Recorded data
>>

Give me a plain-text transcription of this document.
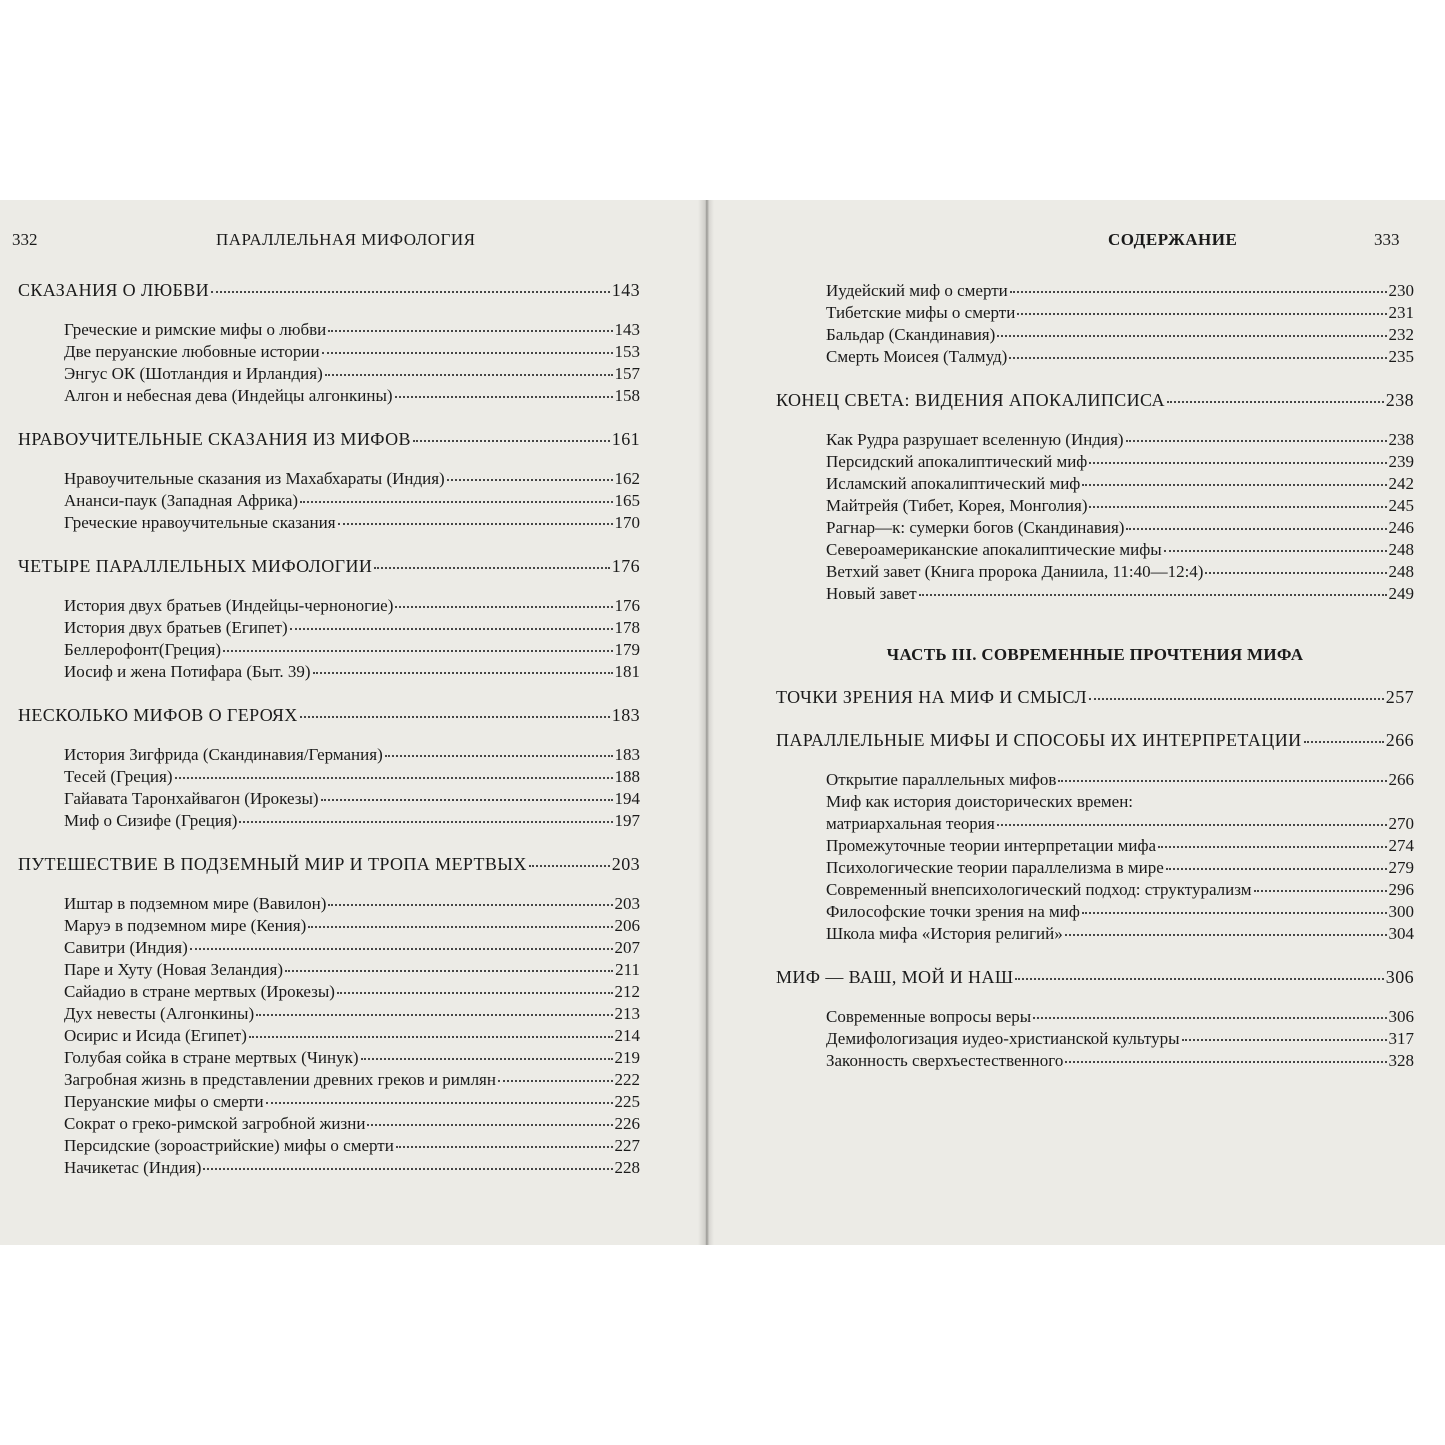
332	ПАРАЛЛЕЛЬНАЯ МИФОЛОГИЯ
СКАЗАНИЯ О ЛЮБВИ	143
Греческие и римские мифы о любви	143
Две перуанские любовные истории	153
Энгус ОК (Шотландия и Ирландия)	157
Алгон и небесная дева (Индейцы алгонкины)	158
НРАВОУЧИТЕЛЬНЫЕ СКАЗАНИЯ ИЗ МИФОВ	161
Нравоучительные сказания из Махабхараты (Индия)	162
Ананси-паук (Западная Африка)	165
Греческие нравоучительные сказания	170
ЧЕТЫРЕ ПАРАЛЛЕЛЬНЫХ МИФОЛОГИИ	176
История двух братьев (Индейцы-черноногие)	176
История двух братьев (Египет)	178
Беллерофонт(Греция)	179
Иосиф и жена Потифара (Быт. 39)	181
НЕСКОЛЬКО МИФОВ О ГЕРОЯХ	183
История Зигфрида (Скандинавия/Германия)	183
Тесей (Греция)	188
Гайавата Таронхайвагон (Ирокезы)	194
Миф о Сизифе (Греция)	197
ПУТЕШЕСТВИЕ В ПОДЗЕМНЫЙ МИР И ТРОПА МЕРТВЫХ	203
Иштар в подземном мире (Вавилон)	203
Маруэ в подземном мире (Кения)	206
Савитри (Индия)	207
Паре и Хуту (Новая Зеландия)	211
Сайадио в стране мертвых (Ирокезы)	212
Дух невесты (Алгонкины)	213
Осирис и Исида (Египет)	214
Голубая сойка в стране мертвых (Чинук)	219
Загробная жизнь в представлении древних греков и римлян	222
Перуанские мифы о смерти	225
Сократ о греко-римской загробной жизни	226
Персидские (зороастрийские) мифы о смерти	227
Начикетас (Индия)	228
СОДЕРЖАНИЕ	333
Иудейский миф о смерти	230
Тибетские мифы о смерти	231
Бальдар (Скандинавия)	232
Смерть Моисея (Талмуд)	235
КОНЕЦ СВЕТА: ВИДЕНИЯ АПОКАЛИПСИСА	238
Как Рудра разрушает вселенную (Индия)	238
Персидский апокалиптический миф	239
Исламский апокалиптический миф	242
Майтрейя (Тибет, Корея, Монголия)	245
Рагнар—к: сумерки богов (Скандинавия)	246
Североамериканские апокалиптические мифы	248
Ветхий завет (Книга пророка Даниила, 11:40—12:4)	248
Новый завет	249
ЧАСТЬ III. СОВРЕМЕННЫЕ ПРОЧТЕНИЯ МИФА
ТОЧКИ ЗРЕНИЯ НА МИФ И СМЫСЛ	257
ПАРАЛЛЕЛЬНЫЕ МИФЫ И СПОСОБЫ ИХ ИНТЕРПРЕТАЦИИ	266
Открытие параллельных мифов	266
Миф как история доисторических времен:
матриархальная теория	270
Промежуточные теории интерпретации мифа	274
Психологические теории параллелизма в мире	279
Современный внепсихологический подход: структурализм	296
Философские точки зрения на миф	300
Школа мифа «История религий»	304
МИФ — ВАШ, МОЙ И НАШ	306
Современные вопросы веры	306
Демифологизация иудео-христианской культуры	317
Законность сверхъестественного	328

<<

- [YOUR OBJECTIVE]:
Every record must be copied exactly, with images dropped from the result.

- [RESULT FOR THIS TASK]:
Give me a plain-text transcription of this document.
332	ПАРАЛЛЕЛЬНАЯ МИФОЛОГИЯ
СКАЗАНИЯ О ЛЮБВИ	143
Греческие и римские мифы о любви	143
Две перуанские любовные истории	153
Энгус ОК (Шотландия и Ирландия)	157
Алгон и небесная дева (Индейцы алгонкины)	158
НРАВОУЧИТЕЛЬНЫЕ СКАЗАНИЯ ИЗ МИФОВ	161
Нравоучительные сказания из Махабхараты (Индия)	162
Ананси-паук (Западная Африка)	165
Греческие нравоучительные сказания	170
ЧЕТЫРЕ ПАРАЛЛЕЛЬНЫХ МИФОЛОГИИ	176
История двух братьев (Индейцы-черноногие)	176
История двух братьев (Египет)	178
Беллерофонт(Греция)	179
Иосиф и жена Потифара (Быт. 39)	181
НЕСКОЛЬКО МИФОВ О ГЕРОЯХ	183
История Зигфрида (Скандинавия/Германия)	183
Тесей (Греция)	188
Гайавата Таронхайвагон (Ирокезы)	194
Миф о Сизифе (Греция)	197
ПУТЕШЕСТВИЕ В ПОДЗЕМНЫЙ МИР И ТРОПА МЕРТВЫХ	203
Иштар в подземном мире (Вавилон)	203
Маруэ в подземном мире (Кения)	206
Савитри (Индия)	207
Паре и Хуту (Новая Зеландия)	211
Сайадио в стране мертвых (Ирокезы)	212
Дух невесты (Алгонкины)	213
Осирис и Исида (Египет)	214
Голубая сойка в стране мертвых (Чинук)	219
Загробная жизнь в представлении древних греков и римлян	222
Перуанские мифы о смерти	225
Сократ о греко-римской загробной жизни	226
Персидские (зороастрийские) мифы о смерти	227
Начикетас (Индия)	228
СОДЕРЖАНИЕ	333
Иудейский миф о смерти	230
Тибетские мифы о смерти	231
Бальдар (Скандинавия)	232
Смерть Моисея (Талмуд)	235
КОНЕЦ СВЕТА: ВИДЕНИЯ АПОКАЛИПСИСА	238
Как Рудра разрушает вселенную (Индия)	238
Персидский апокалиптический миф	239
Исламский апокалиптический миф	242
Майтрейя (Тибет, Корея, Монголия)	245
Рагнар—к: сумерки богов (Скандинавия)	246
Североамериканские апокалиптические мифы	248
Ветхий завет (Книга пророка Даниила, 11:40—12:4)	248
Новый завет	249
ЧАСТЬ III. СОВРЕМЕННЫЕ ПРОЧТЕНИЯ МИФА
ТОЧКИ ЗРЕНИЯ НА МИФ И СМЫСЛ	257
ПАРАЛЛЕЛЬНЫЕ МИФЫ И СПОСОБЫ ИХ ИНТЕРПРЕТАЦИИ	266
Открытие параллельных мифов	266
Миф как история доисторических времен:
матриархальная теория	270
Промежуточные теории интерпретации мифа	274
Психологические теории параллелизма в мире	279
Современный внепсихологический подход: структурализм	296
Философские точки зрения на миф	300
Школа мифа «История религий»	304
МИФ — ВАШ, МОЙ И НАШ	306
Современные вопросы веры	306
Демифологизация иудео-христианской культуры	317
Законность сверхъестественного	328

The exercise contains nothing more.